◆ **Task description**: Give the number of lines containing the word "أعوذ", and nothing else.
#### Entries ####
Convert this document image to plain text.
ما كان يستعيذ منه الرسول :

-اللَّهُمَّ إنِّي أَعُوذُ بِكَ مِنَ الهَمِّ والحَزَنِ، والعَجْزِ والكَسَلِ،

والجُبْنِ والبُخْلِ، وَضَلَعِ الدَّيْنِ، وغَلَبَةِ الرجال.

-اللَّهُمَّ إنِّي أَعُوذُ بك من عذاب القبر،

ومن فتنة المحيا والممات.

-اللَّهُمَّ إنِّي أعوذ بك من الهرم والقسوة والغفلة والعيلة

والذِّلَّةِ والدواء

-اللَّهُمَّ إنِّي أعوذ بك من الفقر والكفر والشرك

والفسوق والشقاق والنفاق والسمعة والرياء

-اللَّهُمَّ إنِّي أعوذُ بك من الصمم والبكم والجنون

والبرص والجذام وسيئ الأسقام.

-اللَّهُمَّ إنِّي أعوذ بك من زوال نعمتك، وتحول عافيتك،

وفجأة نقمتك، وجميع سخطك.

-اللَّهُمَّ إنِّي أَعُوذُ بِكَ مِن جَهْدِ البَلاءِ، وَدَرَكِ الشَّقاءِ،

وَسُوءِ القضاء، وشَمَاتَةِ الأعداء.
####
◆ **Solution to this problem**: 4